- Exercise goal
Without the images, write out the whole listing exactly.

Data excerpts:
━━━━━━━━━━

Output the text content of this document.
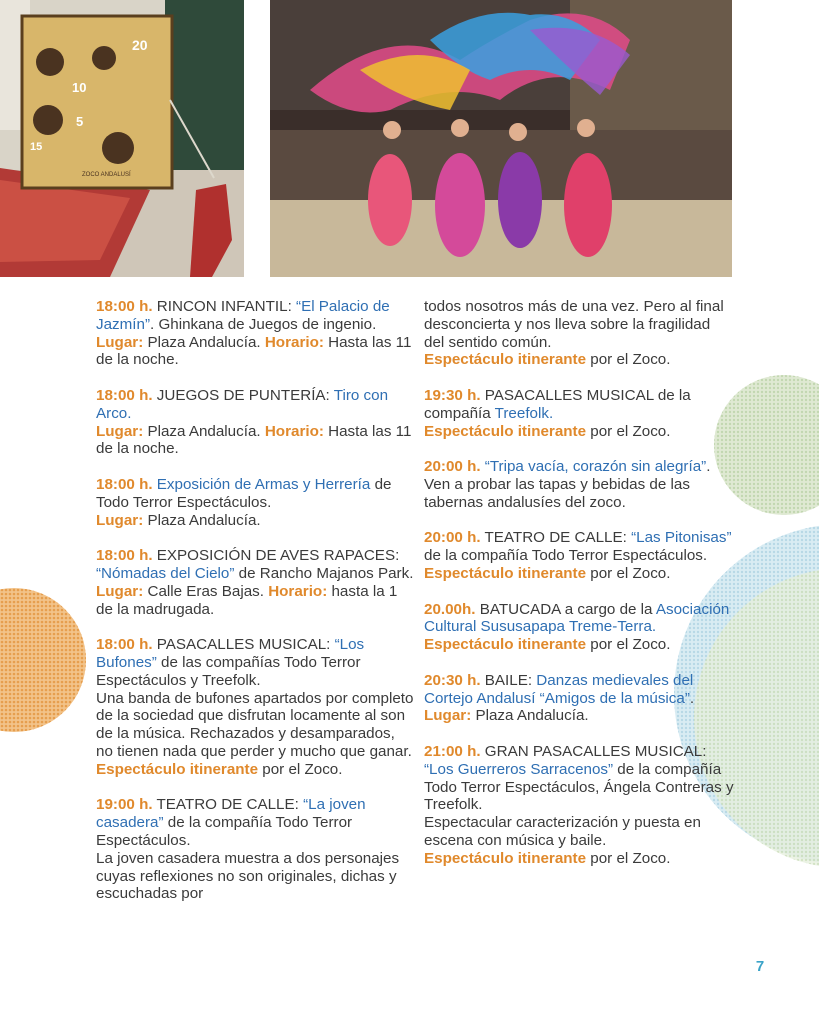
20
10
5
15
ZOCO ANDALUSÍ

18:00 h. RINCON INFANTIL: “El Palacio de Jazmín”. Ghinkana de Juegos de ingenio.

Lugar: Plaza Andalucía. Horario: Hasta las 11 de la noche.

18:00 h. JUEGOS DE PUNTERÍA: Tiro con Arco.

Lugar: Plaza Andalucía. Horario: Hasta las 11 de la noche.

18:00 h. Exposición de Armas y Herrería de Todo Terror Espectáculos.

Lugar: Plaza Andalucía.

18:00 h. EXPOSICIÓN DE AVES RAPACES: “Nómadas del Cielo” de Rancho Majanos Park.

Lugar: Calle Eras Bajas. Horario: hasta la 1 de la madrugada.

18:00 h. PASACALLES MUSICAL: “Los Bufones” de las compañías Todo Terror Espectáculos y Treefolk.

Una banda de bufones apartados por completo de la sociedad que disfrutan locamente al son de la música. Rechazados y desamparados, no tienen nada que perder y mucho que ganar.

Espectáculo itinerante por el Zoco.

19:00 h. TEATRO DE CALLE: “La joven casadera” de la compañía Todo Terror Espectáculos.

La joven casadera muestra a dos personajes cuyas reflexiones no son originales, dichas y escuchadas por

todos nosotros más de una vez. Pero al final desconcierta y nos lleva sobre la fragilidad del sentido común.

Espectáculo itinerante por el Zoco.

19:30 h. PASACALLES MUSICAL de la compañía Treefolk.

Espectáculo itinerante por el Zoco.

20:00 h. “Tripa vacía, corazón sin alegría”. Ven a probar las tapas y bebidas de las tabernas andalusíes del zoco.

20:00 h. TEATRO DE CALLE: “Las Pitonisas” de la compañía Todo Terror Espectáculos.

Espectáculo itinerante por el Zoco.

20.00h. BATUCADA a cargo de la Asociación Cultural Sususapapa Treme-Terra.

Espectáculo itinerante por el Zoco.

20:30 h. BAILE: Danzas medievales del Cortejo Andalusí “Amigos de la música”.

Lugar: Plaza Andalucía.

21:00 h. GRAN PASACALLES MUSICAL: “Los Guerreros Sarracenos” de la compañía Todo Terror Espectáculos, Ángela Contreras y Treefolk.

Espectacular caracterización y puesta en escena con música y baile.

Espectáculo itinerante por el Zoco.

7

━━━━━━━━━━

- Solution to this problem
Output the text content of this document.
20
10
5
15
ZOCO ANDALUSÍ

18:00 h. RINCON INFANTIL: “El Palacio de Jazmín”. Ghinkana de Juegos de ingenio.

Lugar: Plaza Andalucía. Horario: Hasta las 11 de la noche.

18:00 h. JUEGOS DE PUNTERÍA: Tiro con Arco.

Lugar: Plaza Andalucía. Horario: Hasta las 11 de la noche.

18:00 h. Exposición de Armas y Herrería de Todo Terror Espectáculos.

Lugar: Plaza Andalucía.

18:00 h. EXPOSICIÓN DE AVES RAPACES: “Nómadas del Cielo” de Rancho Majanos Park.

Lugar: Calle Eras Bajas. Horario: hasta la 1 de la madrugada.

18:00 h. PASACALLES MUSICAL: “Los Bufones” de las compañías Todo Terror Espectáculos y Treefolk.

Una banda de bufones apartados por completo de la sociedad que disfrutan locamente al son de la música. Rechazados y desamparados, no tienen nada que perder y mucho que ganar.

Espectáculo itinerante por el Zoco.

19:00 h. TEATRO DE CALLE: “La joven casadera” de la compañía Todo Terror Espectáculos.

La joven casadera muestra a dos personajes cuyas reflexiones no son originales, dichas y escuchadas por

todos nosotros más de una vez. Pero al final desconcierta y nos lleva sobre la fragilidad del sentido común.

Espectáculo itinerante por el Zoco.

19:30 h. PASACALLES MUSICAL de la compañía Treefolk.

Espectáculo itinerante por el Zoco.

20:00 h. “Tripa vacía, corazón sin alegría”. Ven a probar las tapas y bebidas de las tabernas andalusíes del zoco.

20:00 h. TEATRO DE CALLE: “Las Pitonisas” de la compañía Todo Terror Espectáculos.

Espectáculo itinerante por el Zoco.

20.00h. BATUCADA a cargo de la Asociación Cultural Sususapapa Treme-Terra.

Espectáculo itinerante por el Zoco.

20:30 h. BAILE: Danzas medievales del Cortejo Andalusí “Amigos de la música”.

Lugar: Plaza Andalucía.

21:00 h. GRAN PASACALLES MUSICAL: “Los Guerreros Sarracenos” de la compañía Todo Terror Espectáculos, Ángela Contreras y Treefolk.

Espectacular caracterización y puesta en escena con música y baile.

Espectáculo itinerante por el Zoco.

7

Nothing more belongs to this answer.